### Exercise goal
Write out each line exactly as given. Leave the pictures out of your copy.

### Data provided
-------

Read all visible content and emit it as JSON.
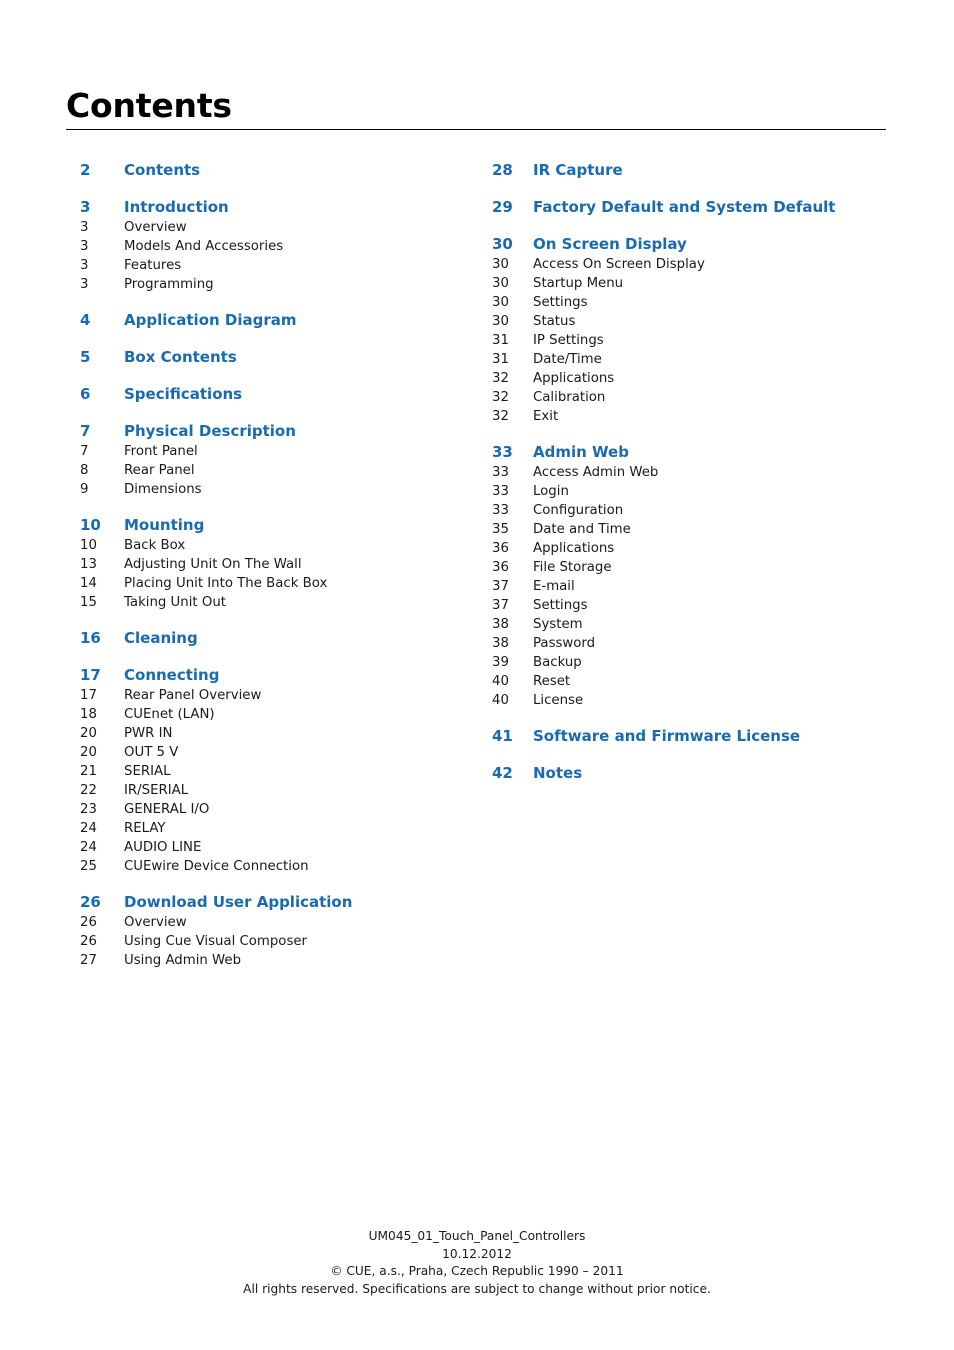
{
  "document": {
    "title": "Contents",
    "accent_color": "#1A6AAF",
    "text_color": "#1a1a1a"
  },
  "toc": {
    "left_column": [
      {
        "type": "chapter",
        "page": "2",
        "label": "Contents"
      },
      {
        "type": "chapter",
        "page": "3",
        "label": "Introduction"
      },
      {
        "type": "item",
        "page": "3",
        "label": "Overview"
      },
      {
        "type": "item",
        "page": "3",
        "label": "Models And Accessories"
      },
      {
        "type": "item",
        "page": "3",
        "label": "Features"
      },
      {
        "type": "item",
        "page": "3",
        "label": "Programming"
      },
      {
        "type": "chapter",
        "page": "4",
        "label": "Application Diagram"
      },
      {
        "type": "chapter",
        "page": "5",
        "label": "Box Contents"
      },
      {
        "type": "chapter",
        "page": "6",
        "label": "Specifications"
      },
      {
        "type": "chapter",
        "page": "7",
        "label": "Physical Description"
      },
      {
        "type": "item",
        "page": "7",
        "label": "Front Panel"
      },
      {
        "type": "item",
        "page": "8",
        "label": "Rear Panel"
      },
      {
        "type": "item",
        "page": "9",
        "label": "Dimensions"
      },
      {
        "type": "chapter",
        "page": "10",
        "label": "Mounting"
      },
      {
        "type": "item",
        "page": "10",
        "label": "Back Box"
      },
      {
        "type": "item",
        "page": "13",
        "label": "Adjusting Unit On The Wall"
      },
      {
        "type": "item",
        "page": "14",
        "label": "Placing Unit Into The Back Box"
      },
      {
        "type": "item",
        "page": "15",
        "label": "Taking Unit Out"
      },
      {
        "type": "chapter",
        "page": "16",
        "label": "Cleaning"
      },
      {
        "type": "chapter",
        "page": "17",
        "label": "Connecting"
      },
      {
        "type": "item",
        "page": "17",
        "label": "Rear Panel Overview"
      },
      {
        "type": "item",
        "page": "18",
        "label": "CUEnet (LAN)"
      },
      {
        "type": "item",
        "page": "20",
        "label": "PWR IN"
      },
      {
        "type": "item",
        "page": "20",
        "label": "OUT 5 V"
      },
      {
        "type": "item",
        "page": "21",
        "label": "SERIAL"
      },
      {
        "type": "item",
        "page": "22",
        "label": "IR/SERIAL"
      },
      {
        "type": "item",
        "page": "23",
        "label": "GENERAL I/O"
      },
      {
        "type": "item",
        "page": "24",
        "label": "RELAY"
      },
      {
        "type": "item",
        "page": "24",
        "label": "AUDIO LINE"
      },
      {
        "type": "item",
        "page": "25",
        "label": "CUEwire Device Connection"
      },
      {
        "type": "chapter",
        "page": "26",
        "label": "Download User Application"
      },
      {
        "type": "item",
        "page": "26",
        "label": "Overview"
      },
      {
        "type": "item",
        "page": "26",
        "label": "Using Cue Visual Composer"
      },
      {
        "type": "item",
        "page": "27",
        "label": "Using Admin Web"
      }
    ],
    "right_column": [
      {
        "type": "chapter",
        "page": "28",
        "label": "IR Capture"
      },
      {
        "type": "chapter",
        "page": "29",
        "label": "Factory Default and System Default"
      },
      {
        "type": "chapter",
        "page": "30",
        "label": "On Screen Display"
      },
      {
        "type": "item",
        "page": "30",
        "label": "Access On Screen Display"
      },
      {
        "type": "item",
        "page": "30",
        "label": "Startup Menu"
      },
      {
        "type": "item",
        "page": "30",
        "label": "Settings"
      },
      {
        "type": "item",
        "page": "30",
        "label": "Status"
      },
      {
        "type": "item",
        "page": "31",
        "label": "IP Settings"
      },
      {
        "type": "item",
        "page": "31",
        "label": "Date/Time"
      },
      {
        "type": "item",
        "page": "32",
        "label": "Applications"
      },
      {
        "type": "item",
        "page": "32",
        "label": "Calibration"
      },
      {
        "type": "item",
        "page": "32",
        "label": "Exit"
      },
      {
        "type": "chapter",
        "page": "33",
        "label": "Admin Web"
      },
      {
        "type": "item",
        "page": "33",
        "label": "Access Admin Web"
      },
      {
        "type": "item",
        "page": "33",
        "label": "Login"
      },
      {
        "type": "item",
        "page": "33",
        "label": "Configuration"
      },
      {
        "type": "item",
        "page": "35",
        "label": "Date and Time"
      },
      {
        "type": "item",
        "page": "36",
        "label": "Applications"
      },
      {
        "type": "item",
        "page": "36",
        "label": "File Storage"
      },
      {
        "type": "item",
        "page": "37",
        "label": "E-mail"
      },
      {
        "type": "item",
        "page": "37",
        "label": "Settings"
      },
      {
        "type": "item",
        "page": "38",
        "label": "System"
      },
      {
        "type": "item",
        "page": "38",
        "label": "Password"
      },
      {
        "type": "item",
        "page": "39",
        "label": "Backup"
      },
      {
        "type": "item",
        "page": "40",
        "label": "Reset"
      },
      {
        "type": "item",
        "page": "40",
        "label": "License"
      },
      {
        "type": "chapter",
        "page": "41",
        "label": "Software and Firmware License"
      },
      {
        "type": "chapter",
        "page": "42",
        "label": "Notes"
      }
    ]
  },
  "footer": {
    "line1": "UM045_01_Touch_Panel_Controllers",
    "line2": "10.12.2012",
    "line3": "© CUE, a.s., Praha, Czech Republic 1990 – 2011",
    "line4": "All rights reserved. Specifications are subject to change without prior notice."
  }
}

-------

### Answer to this exercise
Read all visible content and emit it as JSON.
{
  "document": {
    "title": "Contents",
    "accent_color": "#1A6AAF",
    "text_color": "#1a1a1a"
  },
  "toc": {
    "left_column": [
      {
        "type": "chapter",
        "page": "2",
        "label": "Contents"
      },
      {
        "type": "chapter",
        "page": "3",
        "label": "Introduction"
      },
      {
        "type": "item",
        "page": "3",
        "label": "Overview"
      },
      {
        "type": "item",
        "page": "3",
        "label": "Models And Accessories"
      },
      {
        "type": "item",
        "page": "3",
        "label": "Features"
      },
      {
        "type": "item",
        "page": "3",
        "label": "Programming"
      },
      {
        "type": "chapter",
        "page": "4",
        "label": "Application Diagram"
      },
      {
        "type": "chapter",
        "page": "5",
        "label": "Box Contents"
      },
      {
        "type": "chapter",
        "page": "6",
        "label": "Specifications"
      },
      {
        "type": "chapter",
        "page": "7",
        "label": "Physical Description"
      },
      {
        "type": "item",
        "page": "7",
        "label": "Front Panel"
      },
      {
        "type": "item",
        "page": "8",
        "label": "Rear Panel"
      },
      {
        "type": "item",
        "page": "9",
        "label": "Dimensions"
      },
      {
        "type": "chapter",
        "page": "10",
        "label": "Mounting"
      },
      {
        "type": "item",
        "page": "10",
        "label": "Back Box"
      },
      {
        "type": "item",
        "page": "13",
        "label": "Adjusting Unit On The Wall"
      },
      {
        "type": "item",
        "page": "14",
        "label": "Placing Unit Into The Back Box"
      },
      {
        "type": "item",
        "page": "15",
        "label": "Taking Unit Out"
      },
      {
        "type": "chapter",
        "page": "16",
        "label": "Cleaning"
      },
      {
        "type": "chapter",
        "page": "17",
        "label": "Connecting"
      },
      {
        "type": "item",
        "page": "17",
        "label": "Rear Panel Overview"
      },
      {
        "type": "item",
        "page": "18",
        "label": "CUEnet (LAN)"
      },
      {
        "type": "item",
        "page": "20",
        "label": "PWR IN"
      },
      {
        "type": "item",
        "page": "20",
        "label": "OUT 5 V"
      },
      {
        "type": "item",
        "page": "21",
        "label": "SERIAL"
      },
      {
        "type": "item",
        "page": "22",
        "label": "IR/SERIAL"
      },
      {
        "type": "item",
        "page": "23",
        "label": "GENERAL I/O"
      },
      {
        "type": "item",
        "page": "24",
        "label": "RELAY"
      },
      {
        "type": "item",
        "page": "24",
        "label": "AUDIO LINE"
      },
      {
        "type": "item",
        "page": "25",
        "label": "CUEwire Device Connection"
      },
      {
        "type": "chapter",
        "page": "26",
        "label": "Download User Application"
      },
      {
        "type": "item",
        "page": "26",
        "label": "Overview"
      },
      {
        "type": "item",
        "page": "26",
        "label": "Using Cue Visual Composer"
      },
      {
        "type": "item",
        "page": "27",
        "label": "Using Admin Web"
      }
    ],
    "right_column": [
      {
        "type": "chapter",
        "page": "28",
        "label": "IR Capture"
      },
      {
        "type": "chapter",
        "page": "29",
        "label": "Factory Default and System Default"
      },
      {
        "type": "chapter",
        "page": "30",
        "label": "On Screen Display"
      },
      {
        "type": "item",
        "page": "30",
        "label": "Access On Screen Display"
      },
      {
        "type": "item",
        "page": "30",
        "label": "Startup Menu"
      },
      {
        "type": "item",
        "page": "30",
        "label": "Settings"
      },
      {
        "type": "item",
        "page": "30",
        "label": "Status"
      },
      {
        "type": "item",
        "page": "31",
        "label": "IP Settings"
      },
      {
        "type": "item",
        "page": "31",
        "label": "Date/Time"
      },
      {
        "type": "item",
        "page": "32",
        "label": "Applications"
      },
      {
        "type": "item",
        "page": "32",
        "label": "Calibration"
      },
      {
        "type": "item",
        "page": "32",
        "label": "Exit"
      },
      {
        "type": "chapter",
        "page": "33",
        "label": "Admin Web"
      },
      {
        "type": "item",
        "page": "33",
        "label": "Access Admin Web"
      },
      {
        "type": "item",
        "page": "33",
        "label": "Login"
      },
      {
        "type": "item",
        "page": "33",
        "label": "Configuration"
      },
      {
        "type": "item",
        "page": "35",
        "label": "Date and Time"
      },
      {
        "type": "item",
        "page": "36",
        "label": "Applications"
      },
      {
        "type": "item",
        "page": "36",
        "label": "File Storage"
      },
      {
        "type": "item",
        "page": "37",
        "label": "E-mail"
      },
      {
        "type": "item",
        "page": "37",
        "label": "Settings"
      },
      {
        "type": "item",
        "page": "38",
        "label": "System"
      },
      {
        "type": "item",
        "page": "38",
        "label": "Password"
      },
      {
        "type": "item",
        "page": "39",
        "label": "Backup"
      },
      {
        "type": "item",
        "page": "40",
        "label": "Reset"
      },
      {
        "type": "item",
        "page": "40",
        "label": "License"
      },
      {
        "type": "chapter",
        "page": "41",
        "label": "Software and Firmware License"
      },
      {
        "type": "chapter",
        "page": "42",
        "label": "Notes"
      }
    ]
  },
  "footer": {
    "line1": "UM045_01_Touch_Panel_Controllers",
    "line2": "10.12.2012",
    "line3": "© CUE, a.s., Praha, Czech Republic 1990 – 2011",
    "line4": "All rights reserved. Specifications are subject to change without prior notice."
  }
}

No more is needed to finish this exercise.